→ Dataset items

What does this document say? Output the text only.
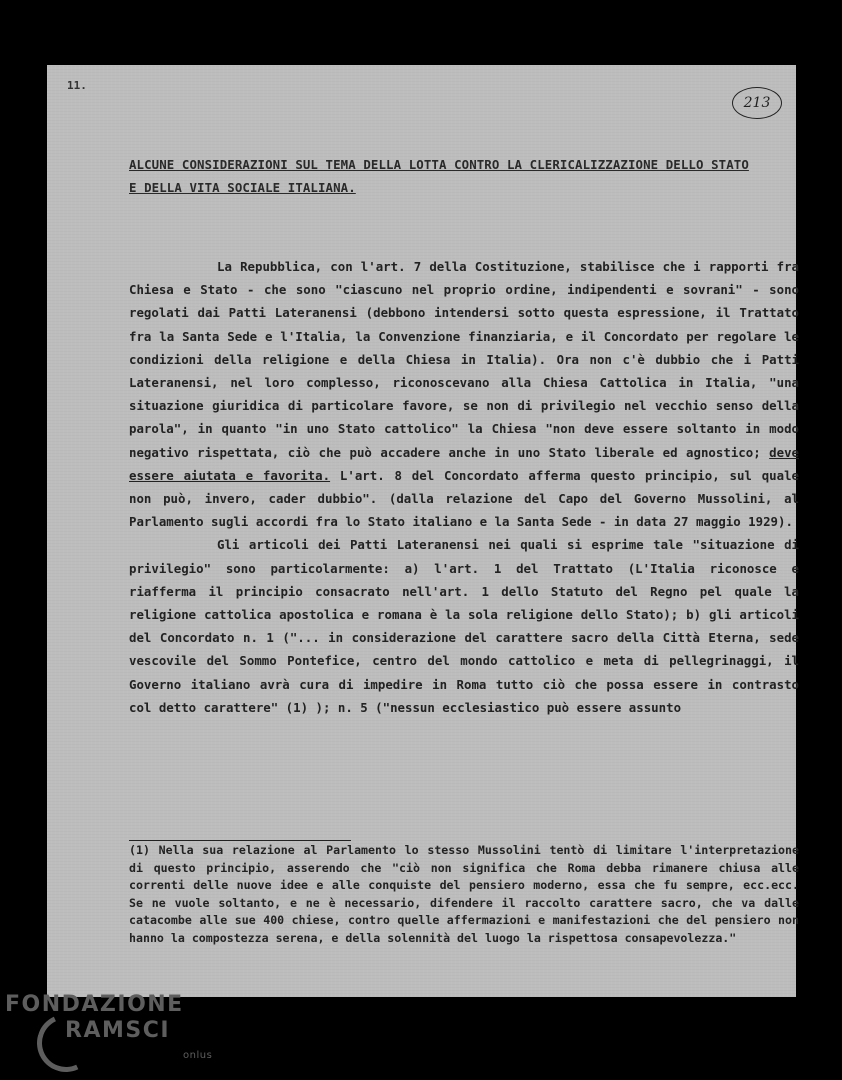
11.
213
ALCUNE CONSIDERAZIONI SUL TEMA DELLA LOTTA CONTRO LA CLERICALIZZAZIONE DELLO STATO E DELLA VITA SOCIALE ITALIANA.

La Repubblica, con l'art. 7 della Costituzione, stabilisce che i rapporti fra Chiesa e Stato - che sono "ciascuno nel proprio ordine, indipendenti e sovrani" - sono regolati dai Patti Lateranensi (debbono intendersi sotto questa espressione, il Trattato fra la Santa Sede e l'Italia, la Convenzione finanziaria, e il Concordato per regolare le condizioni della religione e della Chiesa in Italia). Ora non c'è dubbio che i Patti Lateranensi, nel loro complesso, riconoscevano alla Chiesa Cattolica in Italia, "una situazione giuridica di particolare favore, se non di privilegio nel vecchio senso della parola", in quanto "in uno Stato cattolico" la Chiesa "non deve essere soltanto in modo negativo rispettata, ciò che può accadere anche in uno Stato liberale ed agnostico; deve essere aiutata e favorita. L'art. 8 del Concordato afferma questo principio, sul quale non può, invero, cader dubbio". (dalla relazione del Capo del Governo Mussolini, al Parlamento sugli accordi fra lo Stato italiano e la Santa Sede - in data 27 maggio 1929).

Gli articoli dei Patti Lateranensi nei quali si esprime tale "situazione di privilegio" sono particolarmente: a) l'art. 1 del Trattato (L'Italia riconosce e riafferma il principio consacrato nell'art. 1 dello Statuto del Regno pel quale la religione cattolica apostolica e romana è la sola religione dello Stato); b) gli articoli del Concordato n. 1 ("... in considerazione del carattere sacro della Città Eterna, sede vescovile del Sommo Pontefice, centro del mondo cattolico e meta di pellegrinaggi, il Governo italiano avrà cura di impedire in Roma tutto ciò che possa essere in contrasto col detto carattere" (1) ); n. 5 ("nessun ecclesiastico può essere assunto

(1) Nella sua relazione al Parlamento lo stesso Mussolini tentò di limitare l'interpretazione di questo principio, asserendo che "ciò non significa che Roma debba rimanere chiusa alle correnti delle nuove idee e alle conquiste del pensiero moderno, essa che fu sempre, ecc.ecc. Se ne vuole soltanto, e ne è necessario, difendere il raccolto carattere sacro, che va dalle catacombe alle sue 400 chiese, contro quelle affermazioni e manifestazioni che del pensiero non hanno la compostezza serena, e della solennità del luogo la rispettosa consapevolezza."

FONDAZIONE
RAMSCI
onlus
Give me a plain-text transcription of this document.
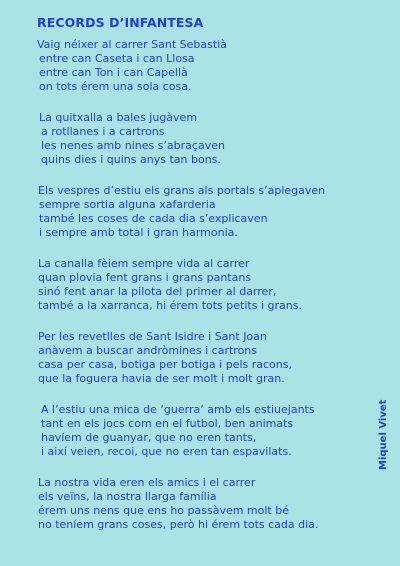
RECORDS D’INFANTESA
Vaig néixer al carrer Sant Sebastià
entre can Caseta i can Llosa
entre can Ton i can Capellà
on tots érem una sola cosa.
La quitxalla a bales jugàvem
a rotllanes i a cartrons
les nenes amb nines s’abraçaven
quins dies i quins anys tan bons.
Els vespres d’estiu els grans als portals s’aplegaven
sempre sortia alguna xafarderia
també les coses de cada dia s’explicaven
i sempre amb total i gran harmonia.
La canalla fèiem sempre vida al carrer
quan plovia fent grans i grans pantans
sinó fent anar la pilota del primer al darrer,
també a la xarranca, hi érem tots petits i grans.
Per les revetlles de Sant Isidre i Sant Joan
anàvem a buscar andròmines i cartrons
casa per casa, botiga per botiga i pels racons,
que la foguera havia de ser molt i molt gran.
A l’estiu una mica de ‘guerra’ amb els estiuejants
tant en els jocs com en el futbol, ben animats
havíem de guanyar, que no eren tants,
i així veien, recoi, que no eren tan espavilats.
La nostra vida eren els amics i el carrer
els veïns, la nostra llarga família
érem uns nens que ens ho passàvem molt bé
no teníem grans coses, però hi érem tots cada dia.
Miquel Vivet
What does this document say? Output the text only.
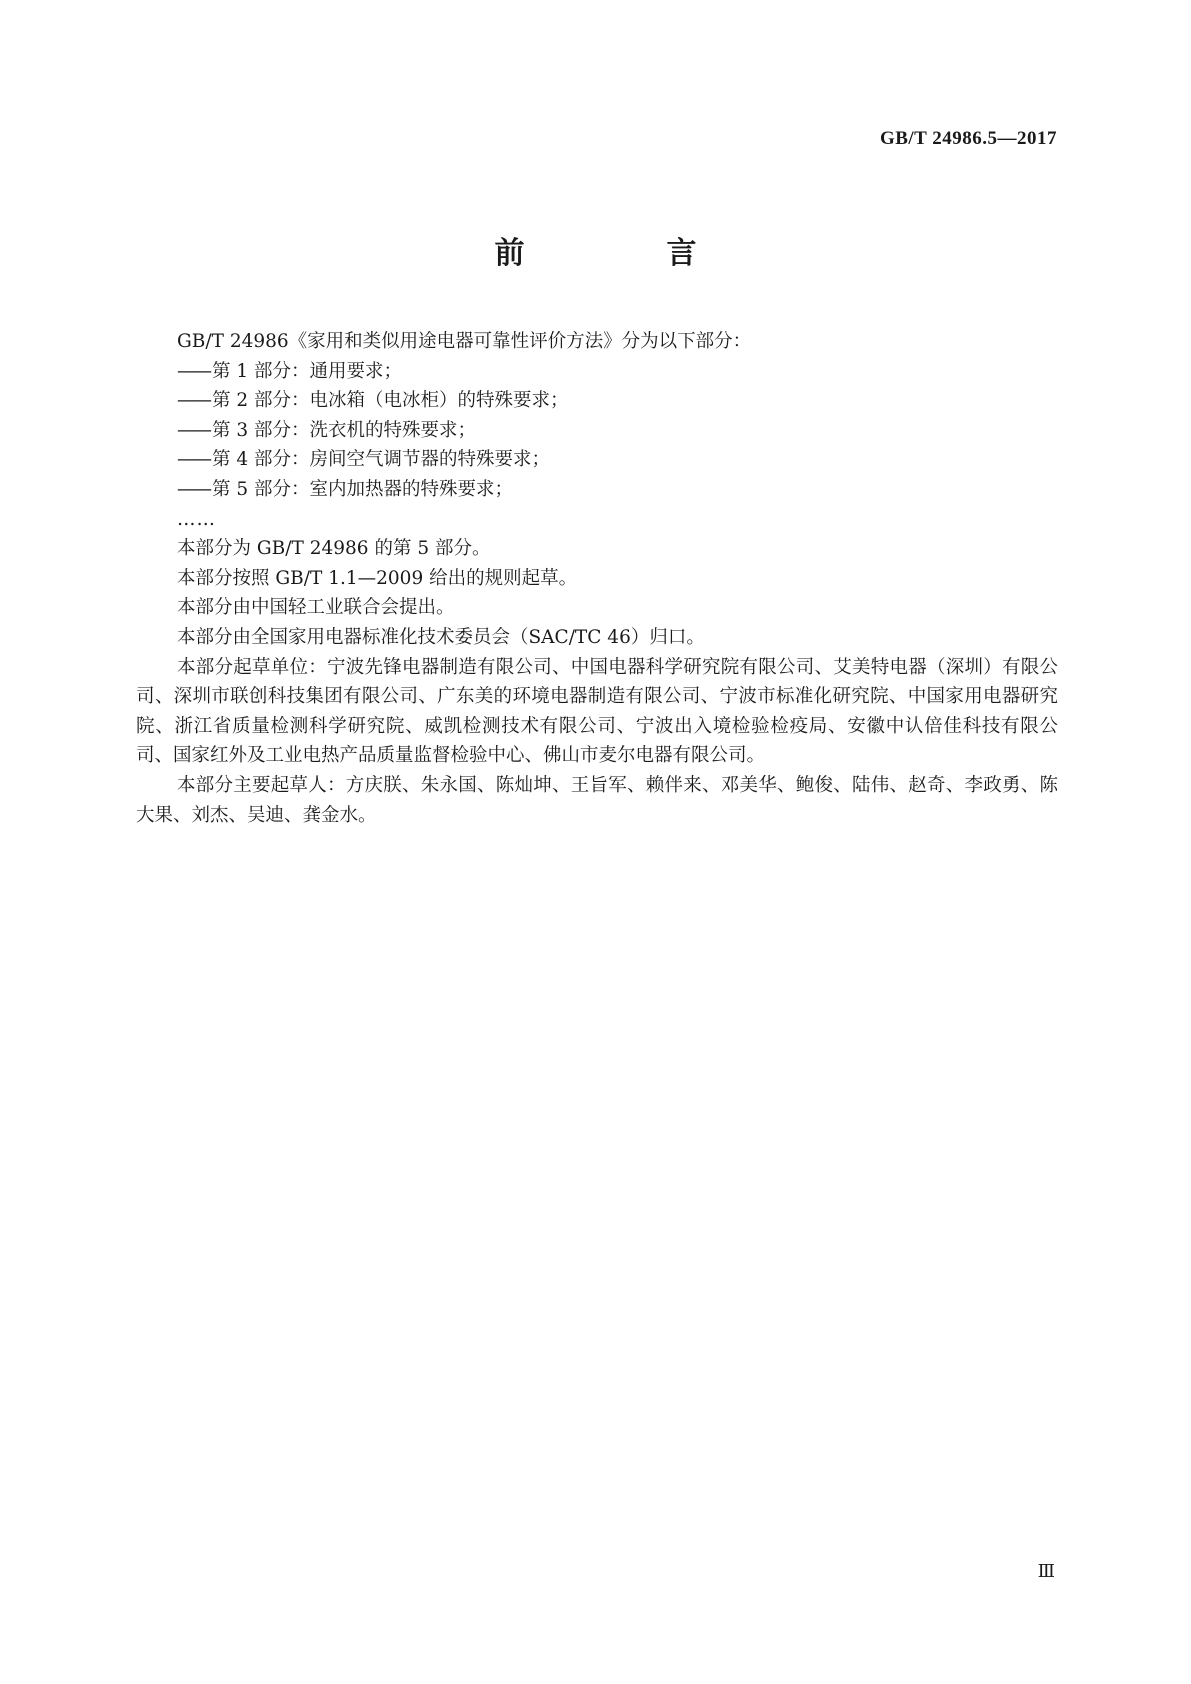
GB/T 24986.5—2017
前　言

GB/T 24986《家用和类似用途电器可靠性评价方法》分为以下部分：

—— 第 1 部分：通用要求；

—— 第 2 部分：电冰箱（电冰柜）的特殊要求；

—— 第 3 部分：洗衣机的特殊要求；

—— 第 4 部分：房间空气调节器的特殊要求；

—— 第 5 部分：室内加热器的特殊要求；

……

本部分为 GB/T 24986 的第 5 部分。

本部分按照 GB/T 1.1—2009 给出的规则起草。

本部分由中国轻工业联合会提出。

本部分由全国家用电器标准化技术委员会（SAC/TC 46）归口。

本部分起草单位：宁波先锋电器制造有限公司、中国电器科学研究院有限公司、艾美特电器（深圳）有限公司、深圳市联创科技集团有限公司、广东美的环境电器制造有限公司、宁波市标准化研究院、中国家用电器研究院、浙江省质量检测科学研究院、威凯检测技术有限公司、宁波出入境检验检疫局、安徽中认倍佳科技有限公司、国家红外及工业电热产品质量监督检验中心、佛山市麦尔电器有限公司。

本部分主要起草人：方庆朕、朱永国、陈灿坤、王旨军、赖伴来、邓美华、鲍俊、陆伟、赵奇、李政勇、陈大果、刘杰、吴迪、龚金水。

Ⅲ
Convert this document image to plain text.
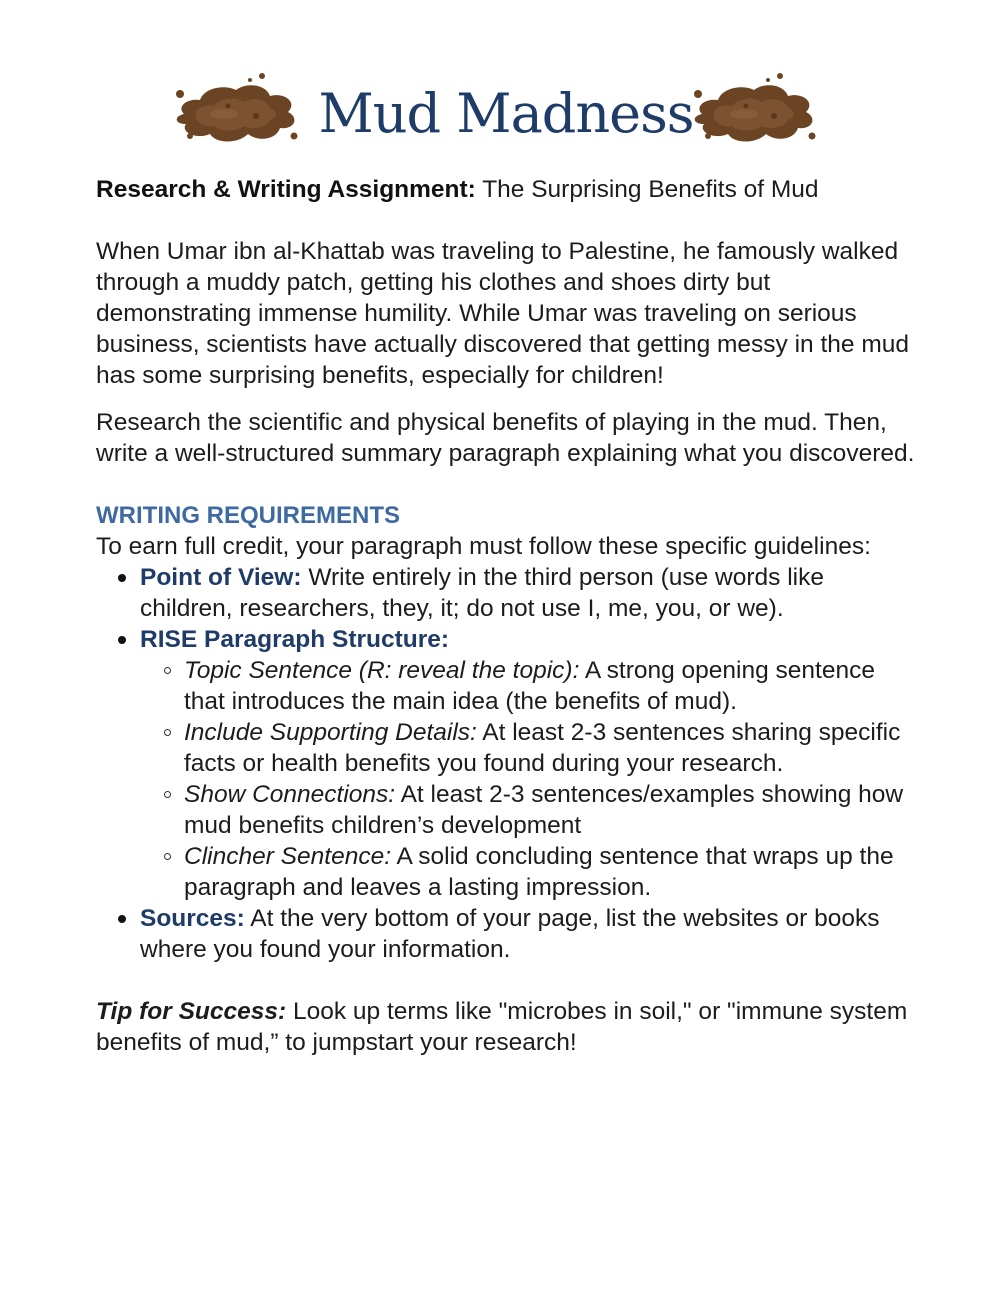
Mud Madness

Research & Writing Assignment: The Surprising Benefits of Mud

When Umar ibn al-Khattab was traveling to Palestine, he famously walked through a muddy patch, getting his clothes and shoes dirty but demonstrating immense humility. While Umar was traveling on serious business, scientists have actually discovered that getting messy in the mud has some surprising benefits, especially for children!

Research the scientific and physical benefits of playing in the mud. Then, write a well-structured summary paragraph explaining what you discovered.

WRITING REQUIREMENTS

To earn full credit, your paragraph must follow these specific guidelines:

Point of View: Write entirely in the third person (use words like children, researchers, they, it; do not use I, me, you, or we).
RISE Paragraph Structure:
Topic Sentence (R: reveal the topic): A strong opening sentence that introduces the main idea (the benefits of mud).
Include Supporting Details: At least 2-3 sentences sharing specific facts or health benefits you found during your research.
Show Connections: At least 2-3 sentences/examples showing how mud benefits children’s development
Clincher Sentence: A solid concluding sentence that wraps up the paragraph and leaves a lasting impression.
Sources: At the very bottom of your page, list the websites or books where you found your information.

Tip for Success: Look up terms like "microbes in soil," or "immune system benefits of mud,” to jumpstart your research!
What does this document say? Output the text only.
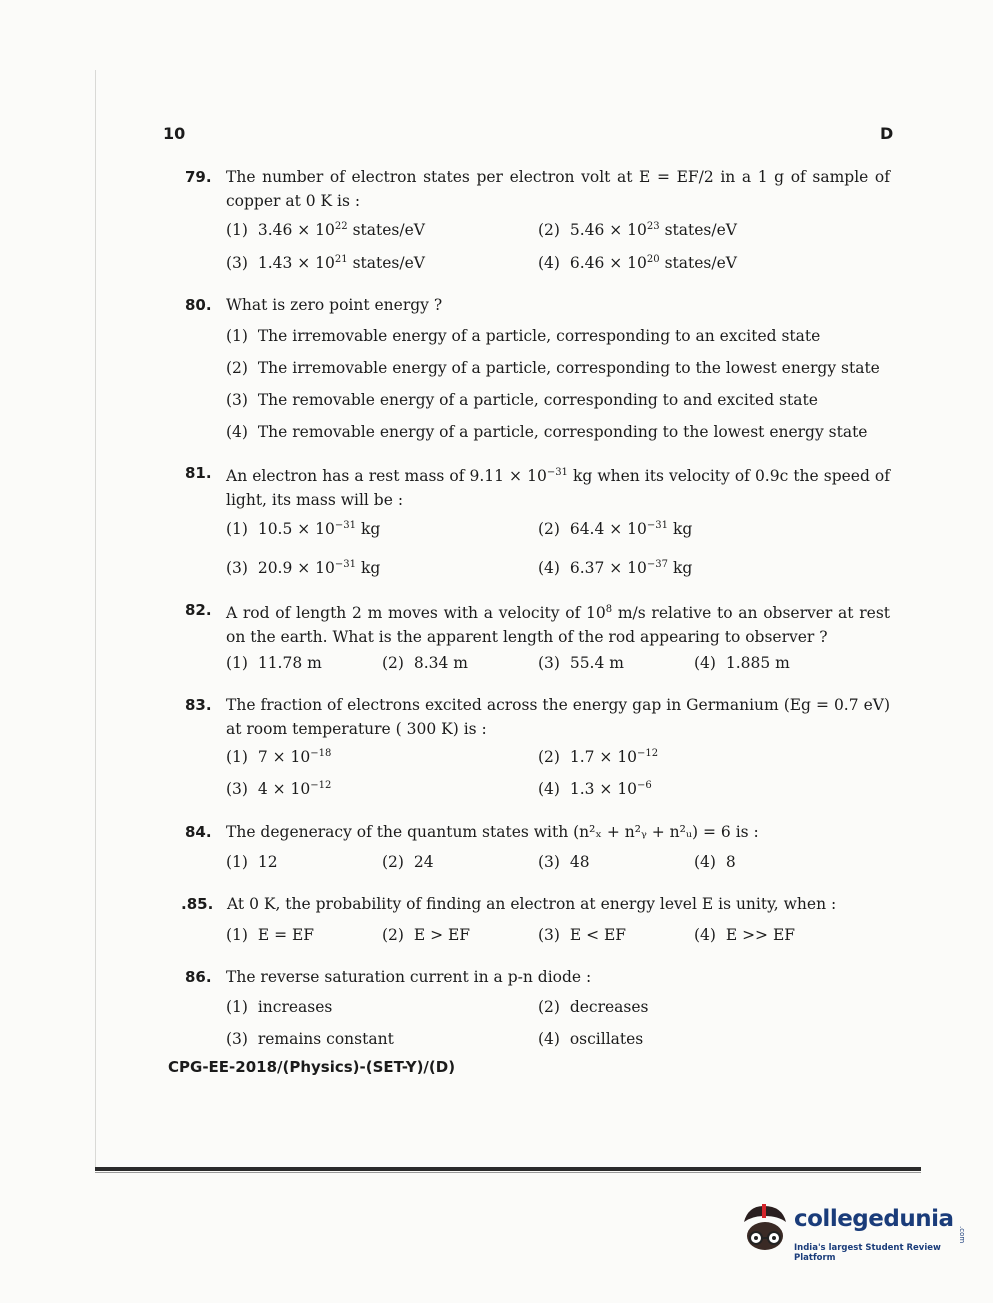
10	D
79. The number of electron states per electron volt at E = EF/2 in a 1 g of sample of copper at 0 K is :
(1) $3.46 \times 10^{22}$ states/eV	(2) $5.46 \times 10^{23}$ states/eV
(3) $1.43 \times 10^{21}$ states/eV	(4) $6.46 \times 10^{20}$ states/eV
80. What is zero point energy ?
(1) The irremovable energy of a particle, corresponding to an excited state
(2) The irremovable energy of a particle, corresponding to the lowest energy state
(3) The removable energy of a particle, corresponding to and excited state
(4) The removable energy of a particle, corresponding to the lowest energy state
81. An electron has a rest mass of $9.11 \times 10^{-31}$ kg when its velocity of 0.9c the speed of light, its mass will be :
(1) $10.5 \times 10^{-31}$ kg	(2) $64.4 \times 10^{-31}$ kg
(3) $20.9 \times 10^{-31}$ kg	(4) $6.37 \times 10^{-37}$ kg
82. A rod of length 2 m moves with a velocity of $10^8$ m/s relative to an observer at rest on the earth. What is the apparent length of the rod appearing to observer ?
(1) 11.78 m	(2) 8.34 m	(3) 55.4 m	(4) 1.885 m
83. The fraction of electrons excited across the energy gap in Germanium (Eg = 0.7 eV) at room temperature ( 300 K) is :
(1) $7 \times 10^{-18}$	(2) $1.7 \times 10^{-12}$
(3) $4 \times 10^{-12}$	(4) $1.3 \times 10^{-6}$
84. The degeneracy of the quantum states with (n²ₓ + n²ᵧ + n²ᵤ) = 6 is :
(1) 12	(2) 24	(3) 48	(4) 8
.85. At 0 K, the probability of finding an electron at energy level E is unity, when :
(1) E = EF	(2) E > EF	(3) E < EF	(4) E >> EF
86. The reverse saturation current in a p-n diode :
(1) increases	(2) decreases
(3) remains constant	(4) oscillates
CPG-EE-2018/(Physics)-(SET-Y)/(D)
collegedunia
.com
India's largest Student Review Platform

→ GOAL OF THE EXERCISE
In the lines above, locate the string "sola". Copy every line where it occurs.

→ THE REPLY
Gli articoli dei Patti Lateranensi nei quali si esprime tale "situazione di privilegio" sono particolarmente: a) l'art. 1 del Trattato (L'Italia riconosce e riafferma il principio consacrato nell'art. 1 dello Statuto del Regno pel quale la religione cattolica apostolica e romana è la sola religione dello Stato); b) gli articoli del Concordato n. 1 ("... in considerazione del carattere sacro della Città Eterna, sede vescovile del Sommo Pontefice, centro del mondo cattolico e meta di pellegrinaggi, il Governo italiano avrà cura di impedire in Roma tutto ciò che possa essere in contrasto col detto carattere" (1) ); n. 5 ("nessun ecclesiastico può essere assunto
on tots érem una sola cosa.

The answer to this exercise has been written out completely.